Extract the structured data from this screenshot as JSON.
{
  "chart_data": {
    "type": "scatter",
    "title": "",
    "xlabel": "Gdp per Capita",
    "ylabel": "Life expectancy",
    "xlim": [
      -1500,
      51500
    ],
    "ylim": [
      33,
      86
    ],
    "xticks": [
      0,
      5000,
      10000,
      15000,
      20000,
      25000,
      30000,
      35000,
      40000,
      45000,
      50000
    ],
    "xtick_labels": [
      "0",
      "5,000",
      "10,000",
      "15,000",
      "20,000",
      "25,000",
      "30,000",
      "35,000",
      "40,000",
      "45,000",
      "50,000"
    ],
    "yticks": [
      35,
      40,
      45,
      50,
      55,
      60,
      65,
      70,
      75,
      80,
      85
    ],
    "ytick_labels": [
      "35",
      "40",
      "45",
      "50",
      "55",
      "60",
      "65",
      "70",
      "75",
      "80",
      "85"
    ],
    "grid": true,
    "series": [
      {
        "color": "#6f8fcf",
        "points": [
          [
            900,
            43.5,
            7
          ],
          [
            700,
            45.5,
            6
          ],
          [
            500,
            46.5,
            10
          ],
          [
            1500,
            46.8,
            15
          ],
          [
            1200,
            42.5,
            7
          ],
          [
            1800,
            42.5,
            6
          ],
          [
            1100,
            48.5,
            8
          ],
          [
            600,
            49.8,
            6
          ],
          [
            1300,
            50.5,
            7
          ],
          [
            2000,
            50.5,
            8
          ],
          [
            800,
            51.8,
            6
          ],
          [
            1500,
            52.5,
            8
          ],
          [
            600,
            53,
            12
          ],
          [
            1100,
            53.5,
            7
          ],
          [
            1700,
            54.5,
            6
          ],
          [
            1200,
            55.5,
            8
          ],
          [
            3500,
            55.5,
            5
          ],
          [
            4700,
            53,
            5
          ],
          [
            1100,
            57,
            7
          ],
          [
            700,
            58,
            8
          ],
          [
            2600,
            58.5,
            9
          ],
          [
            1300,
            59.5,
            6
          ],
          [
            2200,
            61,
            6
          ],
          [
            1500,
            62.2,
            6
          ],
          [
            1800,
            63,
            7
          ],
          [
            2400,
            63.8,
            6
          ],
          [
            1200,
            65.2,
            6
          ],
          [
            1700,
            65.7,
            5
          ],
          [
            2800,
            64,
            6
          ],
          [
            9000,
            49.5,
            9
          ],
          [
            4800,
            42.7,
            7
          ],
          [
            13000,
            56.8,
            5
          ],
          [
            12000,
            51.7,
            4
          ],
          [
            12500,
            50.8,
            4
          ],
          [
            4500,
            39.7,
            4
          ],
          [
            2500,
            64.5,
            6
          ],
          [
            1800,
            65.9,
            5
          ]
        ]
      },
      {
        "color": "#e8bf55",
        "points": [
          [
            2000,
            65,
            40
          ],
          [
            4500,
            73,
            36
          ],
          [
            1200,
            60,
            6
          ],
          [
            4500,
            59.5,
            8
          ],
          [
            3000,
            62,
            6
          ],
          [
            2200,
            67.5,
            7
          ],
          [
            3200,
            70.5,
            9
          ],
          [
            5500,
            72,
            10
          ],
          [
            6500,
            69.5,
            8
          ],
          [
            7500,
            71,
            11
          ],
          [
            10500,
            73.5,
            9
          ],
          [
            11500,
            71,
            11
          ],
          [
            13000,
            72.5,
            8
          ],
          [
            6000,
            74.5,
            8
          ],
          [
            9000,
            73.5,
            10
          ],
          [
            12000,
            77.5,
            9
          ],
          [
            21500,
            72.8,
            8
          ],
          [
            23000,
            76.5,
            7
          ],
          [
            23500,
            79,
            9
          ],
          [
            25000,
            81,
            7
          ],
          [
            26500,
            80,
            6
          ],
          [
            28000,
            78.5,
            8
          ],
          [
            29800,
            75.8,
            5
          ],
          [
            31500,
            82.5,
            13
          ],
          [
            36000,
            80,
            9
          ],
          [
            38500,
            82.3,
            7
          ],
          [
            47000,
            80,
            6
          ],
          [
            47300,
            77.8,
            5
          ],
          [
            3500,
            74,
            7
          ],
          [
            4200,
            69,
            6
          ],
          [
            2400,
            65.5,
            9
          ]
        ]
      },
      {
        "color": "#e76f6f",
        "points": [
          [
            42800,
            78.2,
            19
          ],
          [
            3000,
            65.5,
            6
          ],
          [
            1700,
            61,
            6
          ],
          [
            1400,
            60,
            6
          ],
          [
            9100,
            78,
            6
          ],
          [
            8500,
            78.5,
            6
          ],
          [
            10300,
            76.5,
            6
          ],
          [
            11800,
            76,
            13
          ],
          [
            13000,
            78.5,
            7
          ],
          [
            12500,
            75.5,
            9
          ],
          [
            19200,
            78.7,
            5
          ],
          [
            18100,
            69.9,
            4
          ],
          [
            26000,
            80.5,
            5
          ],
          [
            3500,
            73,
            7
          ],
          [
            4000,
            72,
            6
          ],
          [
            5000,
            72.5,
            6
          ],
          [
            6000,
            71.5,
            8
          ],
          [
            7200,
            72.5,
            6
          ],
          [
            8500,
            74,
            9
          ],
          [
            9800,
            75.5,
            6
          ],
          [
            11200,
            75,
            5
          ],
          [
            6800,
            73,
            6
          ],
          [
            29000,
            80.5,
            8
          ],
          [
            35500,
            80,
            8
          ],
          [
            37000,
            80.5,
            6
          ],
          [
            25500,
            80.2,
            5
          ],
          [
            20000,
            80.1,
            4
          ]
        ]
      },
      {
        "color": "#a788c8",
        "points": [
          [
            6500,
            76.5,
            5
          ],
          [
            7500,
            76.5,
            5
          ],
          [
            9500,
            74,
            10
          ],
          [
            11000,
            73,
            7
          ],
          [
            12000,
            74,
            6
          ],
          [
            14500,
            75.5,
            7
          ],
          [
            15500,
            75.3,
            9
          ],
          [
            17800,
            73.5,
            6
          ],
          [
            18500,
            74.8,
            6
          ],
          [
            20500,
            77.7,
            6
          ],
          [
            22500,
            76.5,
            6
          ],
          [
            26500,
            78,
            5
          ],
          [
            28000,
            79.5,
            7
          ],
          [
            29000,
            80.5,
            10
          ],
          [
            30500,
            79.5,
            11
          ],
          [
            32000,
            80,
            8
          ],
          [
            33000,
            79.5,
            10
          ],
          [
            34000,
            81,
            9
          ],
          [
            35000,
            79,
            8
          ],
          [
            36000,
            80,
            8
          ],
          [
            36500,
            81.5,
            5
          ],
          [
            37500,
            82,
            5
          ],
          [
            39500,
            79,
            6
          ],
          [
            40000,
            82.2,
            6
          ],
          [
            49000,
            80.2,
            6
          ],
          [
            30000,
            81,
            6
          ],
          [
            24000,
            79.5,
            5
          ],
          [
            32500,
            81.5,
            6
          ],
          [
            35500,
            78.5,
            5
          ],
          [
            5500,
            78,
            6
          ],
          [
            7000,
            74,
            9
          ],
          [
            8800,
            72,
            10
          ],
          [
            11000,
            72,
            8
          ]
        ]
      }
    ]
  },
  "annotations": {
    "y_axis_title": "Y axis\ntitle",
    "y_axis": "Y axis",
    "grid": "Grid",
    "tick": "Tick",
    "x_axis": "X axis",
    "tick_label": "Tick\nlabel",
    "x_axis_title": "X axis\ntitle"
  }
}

=== WHAT YOU WILL DO ===
Return the listing above in its exact form.

=== REPLY TO THE EXERCISE ===
Extract the structured data from this screenshot as JSON.
{
  "chart_data": {
    "type": "scatter",
    "title": "",
    "xlabel": "Gdp per Capita",
    "ylabel": "Life expectancy",
    "xlim": [
      -1500,
      51500
    ],
    "ylim": [
      33,
      86
    ],
    "xticks": [
      0,
      5000,
      10000,
      15000,
      20000,
      25000,
      30000,
      35000,
      40000,
      45000,
      50000
    ],
    "xtick_labels": [
      "0",
      "5,000",
      "10,000",
      "15,000",
      "20,000",
      "25,000",
      "30,000",
      "35,000",
      "40,000",
      "45,000",
      "50,000"
    ],
    "yticks": [
      35,
      40,
      45,
      50,
      55,
      60,
      65,
      70,
      75,
      80,
      85
    ],
    "ytick_labels": [
      "35",
      "40",
      "45",
      "50",
      "55",
      "60",
      "65",
      "70",
      "75",
      "80",
      "85"
    ],
    "grid": true,
    "series": [
      {
        "color": "#6f8fcf",
        "points": [
          [
            900,
            43.5,
            7
          ],
          [
            700,
            45.5,
            6
          ],
          [
            500,
            46.5,
            10
          ],
          [
            1500,
            46.8,
            15
          ],
          [
            1200,
            42.5,
            7
          ],
          [
            1800,
            42.5,
            6
          ],
          [
            1100,
            48.5,
            8
          ],
          [
            600,
            49.8,
            6
          ],
          [
            1300,
            50.5,
            7
          ],
          [
            2000,
            50.5,
            8
          ],
          [
            800,
            51.8,
            6
          ],
          [
            1500,
            52.5,
            8
          ],
          [
            600,
            53,
            12
          ],
          [
            1100,
            53.5,
            7
          ],
          [
            1700,
            54.5,
            6
          ],
          [
            1200,
            55.5,
            8
          ],
          [
            3500,
            55.5,
            5
          ],
          [
            4700,
            53,
            5
          ],
          [
            1100,
            57,
            7
          ],
          [
            700,
            58,
            8
          ],
          [
            2600,
            58.5,
            9
          ],
          [
            1300,
            59.5,
            6
          ],
          [
            2200,
            61,
            6
          ],
          [
            1500,
            62.2,
            6
          ],
          [
            1800,
            63,
            7
          ],
          [
            2400,
            63.8,
            6
          ],
          [
            1200,
            65.2,
            6
          ],
          [
            1700,
            65.7,
            5
          ],
          [
            2800,
            64,
            6
          ],
          [
            9000,
            49.5,
            9
          ],
          [
            4800,
            42.7,
            7
          ],
          [
            13000,
            56.8,
            5
          ],
          [
            12000,
            51.7,
            4
          ],
          [
            12500,
            50.8,
            4
          ],
          [
            4500,
            39.7,
            4
          ],
          [
            2500,
            64.5,
            6
          ],
          [
            1800,
            65.9,
            5
          ]
        ]
      },
      {
        "color": "#e8bf55",
        "points": [
          [
            2000,
            65,
            40
          ],
          [
            4500,
            73,
            36
          ],
          [
            1200,
            60,
            6
          ],
          [
            4500,
            59.5,
            8
          ],
          [
            3000,
            62,
            6
          ],
          [
            2200,
            67.5,
            7
          ],
          [
            3200,
            70.5,
            9
          ],
          [
            5500,
            72,
            10
          ],
          [
            6500,
            69.5,
            8
          ],
          [
            7500,
            71,
            11
          ],
          [
            10500,
            73.5,
            9
          ],
          [
            11500,
            71,
            11
          ],
          [
            13000,
            72.5,
            8
          ],
          [
            6000,
            74.5,
            8
          ],
          [
            9000,
            73.5,
            10
          ],
          [
            12000,
            77.5,
            9
          ],
          [
            21500,
            72.8,
            8
          ],
          [
            23000,
            76.5,
            7
          ],
          [
            23500,
            79,
            9
          ],
          [
            25000,
            81,
            7
          ],
          [
            26500,
            80,
            6
          ],
          [
            28000,
            78.5,
            8
          ],
          [
            29800,
            75.8,
            5
          ],
          [
            31500,
            82.5,
            13
          ],
          [
            36000,
            80,
            9
          ],
          [
            38500,
            82.3,
            7
          ],
          [
            47000,
            80,
            6
          ],
          [
            47300,
            77.8,
            5
          ],
          [
            3500,
            74,
            7
          ],
          [
            4200,
            69,
            6
          ],
          [
            2400,
            65.5,
            9
          ]
        ]
      },
      {
        "color": "#e76f6f",
        "points": [
          [
            42800,
            78.2,
            19
          ],
          [
            3000,
            65.5,
            6
          ],
          [
            1700,
            61,
            6
          ],
          [
            1400,
            60,
            6
          ],
          [
            9100,
            78,
            6
          ],
          [
            8500,
            78.5,
            6
          ],
          [
            10300,
            76.5,
            6
          ],
          [
            11800,
            76,
            13
          ],
          [
            13000,
            78.5,
            7
          ],
          [
            12500,
            75.5,
            9
          ],
          [
            19200,
            78.7,
            5
          ],
          [
            18100,
            69.9,
            4
          ],
          [
            26000,
            80.5,
            5
          ],
          [
            3500,
            73,
            7
          ],
          [
            4000,
            72,
            6
          ],
          [
            5000,
            72.5,
            6
          ],
          [
            6000,
            71.5,
            8
          ],
          [
            7200,
            72.5,
            6
          ],
          [
            8500,
            74,
            9
          ],
          [
            9800,
            75.5,
            6
          ],
          [
            11200,
            75,
            5
          ],
          [
            6800,
            73,
            6
          ],
          [
            29000,
            80.5,
            8
          ],
          [
            35500,
            80,
            8
          ],
          [
            37000,
            80.5,
            6
          ],
          [
            25500,
            80.2,
            5
          ],
          [
            20000,
            80.1,
            4
          ]
        ]
      },
      {
        "color": "#a788c8",
        "points": [
          [
            6500,
            76.5,
            5
          ],
          [
            7500,
            76.5,
            5
          ],
          [
            9500,
            74,
            10
          ],
          [
            11000,
            73,
            7
          ],
          [
            12000,
            74,
            6
          ],
          [
            14500,
            75.5,
            7
          ],
          [
            15500,
            75.3,
            9
          ],
          [
            17800,
            73.5,
            6
          ],
          [
            18500,
            74.8,
            6
          ],
          [
            20500,
            77.7,
            6
          ],
          [
            22500,
            76.5,
            6
          ],
          [
            26500,
            78,
            5
          ],
          [
            28000,
            79.5,
            7
          ],
          [
            29000,
            80.5,
            10
          ],
          [
            30500,
            79.5,
            11
          ],
          [
            32000,
            80,
            8
          ],
          [
            33000,
            79.5,
            10
          ],
          [
            34000,
            81,
            9
          ],
          [
            35000,
            79,
            8
          ],
          [
            36000,
            80,
            8
          ],
          [
            36500,
            81.5,
            5
          ],
          [
            37500,
            82,
            5
          ],
          [
            39500,
            79,
            6
          ],
          [
            40000,
            82.2,
            6
          ],
          [
            49000,
            80.2,
            6
          ],
          [
            30000,
            81,
            6
          ],
          [
            24000,
            79.5,
            5
          ],
          [
            32500,
            81.5,
            6
          ],
          [
            35500,
            78.5,
            5
          ],
          [
            5500,
            78,
            6
          ],
          [
            7000,
            74,
            9
          ],
          [
            8800,
            72,
            10
          ],
          [
            11000,
            72,
            8
          ]
        ]
      }
    ]
  },
  "annotations": {
    "y_axis_title": "Y axis\ntitle",
    "y_axis": "Y axis",
    "grid": "Grid",
    "tick": "Tick",
    "x_axis": "X axis",
    "tick_label": "Tick\nlabel",
    "x_axis_title": "X axis\ntitle"
  }
}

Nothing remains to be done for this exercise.